REQUEST -> Copy the records below exactly, leaving out every picture.

DATA LINES ->
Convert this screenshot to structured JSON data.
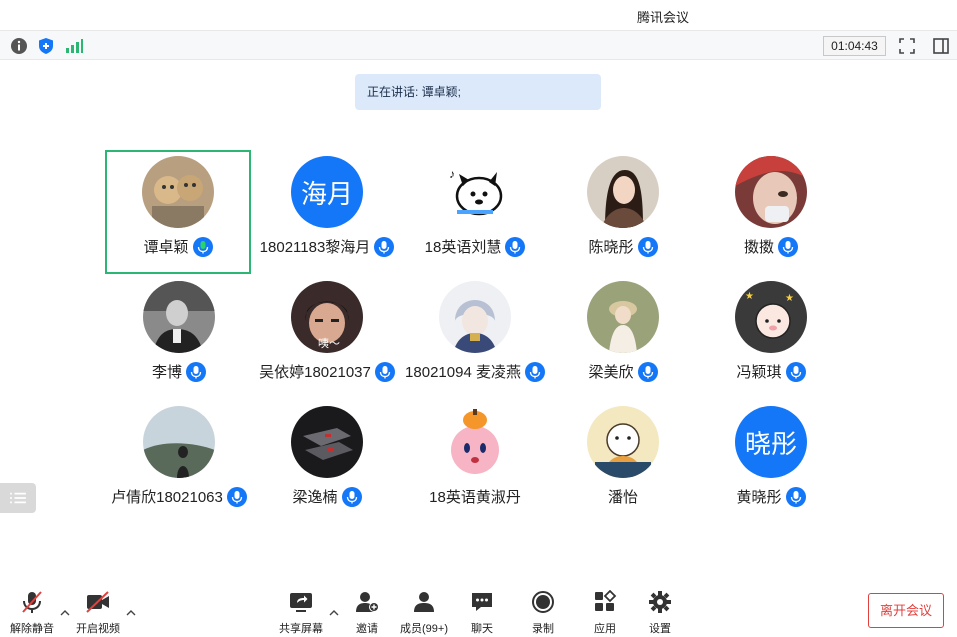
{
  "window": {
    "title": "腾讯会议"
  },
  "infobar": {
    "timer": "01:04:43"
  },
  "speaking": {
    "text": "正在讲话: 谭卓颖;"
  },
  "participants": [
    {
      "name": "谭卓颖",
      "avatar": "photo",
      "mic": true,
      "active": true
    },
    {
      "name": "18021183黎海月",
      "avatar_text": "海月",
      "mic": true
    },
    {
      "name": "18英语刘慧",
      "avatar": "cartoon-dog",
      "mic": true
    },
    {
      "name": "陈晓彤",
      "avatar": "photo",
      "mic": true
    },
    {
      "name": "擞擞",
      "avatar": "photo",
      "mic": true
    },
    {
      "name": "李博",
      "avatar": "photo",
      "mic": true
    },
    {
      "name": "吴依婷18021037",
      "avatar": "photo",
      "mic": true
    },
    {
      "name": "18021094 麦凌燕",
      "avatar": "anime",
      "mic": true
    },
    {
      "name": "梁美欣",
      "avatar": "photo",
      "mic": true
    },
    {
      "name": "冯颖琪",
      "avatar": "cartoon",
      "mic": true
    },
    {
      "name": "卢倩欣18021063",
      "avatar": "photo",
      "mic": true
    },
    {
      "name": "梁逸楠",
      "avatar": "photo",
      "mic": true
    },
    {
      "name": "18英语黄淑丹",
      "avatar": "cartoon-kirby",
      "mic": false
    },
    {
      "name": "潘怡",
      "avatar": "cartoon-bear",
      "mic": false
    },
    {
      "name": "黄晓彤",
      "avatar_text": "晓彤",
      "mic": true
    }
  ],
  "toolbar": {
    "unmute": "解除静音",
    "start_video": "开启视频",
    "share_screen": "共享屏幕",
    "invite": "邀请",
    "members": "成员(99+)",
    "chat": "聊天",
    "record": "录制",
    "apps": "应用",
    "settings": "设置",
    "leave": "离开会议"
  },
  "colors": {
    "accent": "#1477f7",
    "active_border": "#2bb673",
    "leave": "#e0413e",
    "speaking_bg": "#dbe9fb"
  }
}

THE SOLUTION ->
Convert this screenshot to structured JSON data.
{
  "window": {
    "title": "腾讯会议"
  },
  "infobar": {
    "timer": "01:04:43"
  },
  "speaking": {
    "text": "正在讲话: 谭卓颖;"
  },
  "participants": [
    {
      "name": "谭卓颖",
      "avatar": "photo",
      "mic": true,
      "active": true
    },
    {
      "name": "18021183黎海月",
      "avatar_text": "海月",
      "mic": true
    },
    {
      "name": "18英语刘慧",
      "avatar": "cartoon-dog",
      "mic": true
    },
    {
      "name": "陈晓彤",
      "avatar": "photo",
      "mic": true
    },
    {
      "name": "擞擞",
      "avatar": "photo",
      "mic": true
    },
    {
      "name": "李博",
      "avatar": "photo",
      "mic": true
    },
    {
      "name": "吴依婷18021037",
      "avatar": "photo",
      "mic": true
    },
    {
      "name": "18021094 麦凌燕",
      "avatar": "anime",
      "mic": true
    },
    {
      "name": "梁美欣",
      "avatar": "photo",
      "mic": true
    },
    {
      "name": "冯颖琪",
      "avatar": "cartoon",
      "mic": true
    },
    {
      "name": "卢倩欣18021063",
      "avatar": "photo",
      "mic": true
    },
    {
      "name": "梁逸楠",
      "avatar": "photo",
      "mic": true
    },
    {
      "name": "18英语黄淑丹",
      "avatar": "cartoon-kirby",
      "mic": false
    },
    {
      "name": "潘怡",
      "avatar": "cartoon-bear",
      "mic": false
    },
    {
      "name": "黄晓彤",
      "avatar_text": "晓彤",
      "mic": true
    }
  ],
  "toolbar": {
    "unmute": "解除静音",
    "start_video": "开启视频",
    "share_screen": "共享屏幕",
    "invite": "邀请",
    "members": "成员(99+)",
    "chat": "聊天",
    "record": "录制",
    "apps": "应用",
    "settings": "设置",
    "leave": "离开会议"
  },
  "colors": {
    "accent": "#1477f7",
    "active_border": "#2bb673",
    "leave": "#e0413e",
    "speaking_bg": "#dbe9fb"
  }
}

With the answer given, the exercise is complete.